(Stored entries)
--- START ---

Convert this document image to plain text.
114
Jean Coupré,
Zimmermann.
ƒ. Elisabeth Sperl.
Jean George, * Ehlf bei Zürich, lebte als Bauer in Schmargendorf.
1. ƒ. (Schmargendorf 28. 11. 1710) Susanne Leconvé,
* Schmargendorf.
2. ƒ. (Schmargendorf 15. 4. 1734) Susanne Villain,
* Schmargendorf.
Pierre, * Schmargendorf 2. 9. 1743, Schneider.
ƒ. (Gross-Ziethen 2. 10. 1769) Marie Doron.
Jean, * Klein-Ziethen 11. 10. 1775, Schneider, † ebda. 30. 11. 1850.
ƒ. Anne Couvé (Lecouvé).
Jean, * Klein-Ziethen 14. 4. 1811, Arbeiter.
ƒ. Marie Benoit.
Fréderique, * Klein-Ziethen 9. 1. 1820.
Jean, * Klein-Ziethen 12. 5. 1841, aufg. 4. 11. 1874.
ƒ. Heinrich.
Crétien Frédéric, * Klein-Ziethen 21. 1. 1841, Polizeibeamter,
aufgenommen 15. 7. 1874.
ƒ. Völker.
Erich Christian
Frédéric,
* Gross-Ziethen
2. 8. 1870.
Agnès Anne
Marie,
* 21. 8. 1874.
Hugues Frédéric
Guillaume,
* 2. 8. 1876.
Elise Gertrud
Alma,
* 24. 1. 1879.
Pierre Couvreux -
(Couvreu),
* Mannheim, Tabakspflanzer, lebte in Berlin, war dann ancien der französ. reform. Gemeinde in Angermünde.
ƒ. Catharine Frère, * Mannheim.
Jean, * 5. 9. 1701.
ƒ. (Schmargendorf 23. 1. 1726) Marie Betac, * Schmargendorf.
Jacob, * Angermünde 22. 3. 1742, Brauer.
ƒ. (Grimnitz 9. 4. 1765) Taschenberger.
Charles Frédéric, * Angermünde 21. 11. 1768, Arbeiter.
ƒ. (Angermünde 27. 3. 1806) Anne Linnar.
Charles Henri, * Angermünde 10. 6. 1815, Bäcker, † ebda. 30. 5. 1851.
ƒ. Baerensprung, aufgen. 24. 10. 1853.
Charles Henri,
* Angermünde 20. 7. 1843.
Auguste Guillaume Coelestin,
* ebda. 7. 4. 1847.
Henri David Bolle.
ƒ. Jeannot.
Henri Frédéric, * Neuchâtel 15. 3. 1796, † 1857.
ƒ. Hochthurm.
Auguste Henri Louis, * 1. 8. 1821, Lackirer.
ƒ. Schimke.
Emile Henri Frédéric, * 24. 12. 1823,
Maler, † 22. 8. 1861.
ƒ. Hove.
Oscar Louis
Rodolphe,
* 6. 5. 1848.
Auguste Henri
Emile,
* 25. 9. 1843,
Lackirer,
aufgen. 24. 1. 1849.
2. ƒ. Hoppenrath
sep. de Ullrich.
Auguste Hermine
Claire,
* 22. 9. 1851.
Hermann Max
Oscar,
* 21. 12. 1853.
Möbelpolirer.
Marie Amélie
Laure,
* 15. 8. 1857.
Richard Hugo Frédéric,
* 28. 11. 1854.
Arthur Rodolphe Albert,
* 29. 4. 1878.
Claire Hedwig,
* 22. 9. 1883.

--- END ---

EXERCISE => Every entry needs to be retyped exactly.

TASK ANSWER =>
Convert this document image to plain text.
114
Jean Coupré,
Zimmermann.
ƒ. Elisabeth Sperl.
Jean George, * Ehlf bei Zürich, lebte als Bauer in Schmargendorf.
1. ƒ. (Schmargendorf 28. 11. 1710) Susanne Leconvé,
* Schmargendorf.
2. ƒ. (Schmargendorf 15. 4. 1734) Susanne Villain,
* Schmargendorf.
Pierre, * Schmargendorf 2. 9. 1743, Schneider.
ƒ. (Gross-Ziethen 2. 10. 1769) Marie Doron.
Jean, * Klein-Ziethen 11. 10. 1775, Schneider, † ebda. 30. 11. 1850.
ƒ. Anne Couvé (Lecouvé).
Jean, * Klein-Ziethen 14. 4. 1811, Arbeiter.
ƒ. Marie Benoit.
Fréderique, * Klein-Ziethen 9. 1. 1820.
Jean, * Klein-Ziethen 12. 5. 1841, aufg. 4. 11. 1874.
ƒ. Heinrich.
Crétien Frédéric, * Klein-Ziethen 21. 1. 1841, Polizeibeamter,
aufgenommen 15. 7. 1874.
ƒ. Völker.
Erich Christian
Frédéric,
* Gross-Ziethen
2. 8. 1870.
Agnès Anne
Marie,
* 21. 8. 1874.
Hugues Frédéric
Guillaume,
* 2. 8. 1876.
Elise Gertrud
Alma,
* 24. 1. 1879.
Pierre Couvreux -
(Couvreu),
* Mannheim, Tabakspflanzer, lebte in Berlin, war dann ancien der französ. reform. Gemeinde in Angermünde.
ƒ. Catharine Frère, * Mannheim.
Jean, * 5. 9. 1701.
ƒ. (Schmargendorf 23. 1. 1726) Marie Betac, * Schmargendorf.
Jacob, * Angermünde 22. 3. 1742, Brauer.
ƒ. (Grimnitz 9. 4. 1765) Taschenberger.
Charles Frédéric, * Angermünde 21. 11. 1768, Arbeiter.
ƒ. (Angermünde 27. 3. 1806) Anne Linnar.
Charles Henri, * Angermünde 10. 6. 1815, Bäcker, † ebda. 30. 5. 1851.
ƒ. Baerensprung, aufgen. 24. 10. 1853.
Charles Henri,
* Angermünde 20. 7. 1843.
Auguste Guillaume Coelestin,
* ebda. 7. 4. 1847.
Henri David Bolle.
ƒ. Jeannot.
Henri Frédéric, * Neuchâtel 15. 3. 1796, † 1857.
ƒ. Hochthurm.
Auguste Henri Louis, * 1. 8. 1821, Lackirer.
ƒ. Schimke.
Emile Henri Frédéric, * 24. 12. 1823,
Maler, † 22. 8. 1861.
ƒ. Hove.
Oscar Louis
Rodolphe,
* 6. 5. 1848.
Auguste Henri
Emile,
* 25. 9. 1843,
Lackirer,
aufgen. 24. 1. 1849.
2. ƒ. Hoppenrath
sep. de Ullrich.
Auguste Hermine
Claire,
* 22. 9. 1851.
Hermann Max
Oscar,
* 21. 12. 1853.
Möbelpolirer.
Marie Amélie
Laure,
* 15. 8. 1857.
Richard Hugo Frédéric,
* 28. 11. 1854.
Arthur Rodolphe Albert,
* 29. 4. 1878.
Claire Hedwig,
* 22. 9. 1883.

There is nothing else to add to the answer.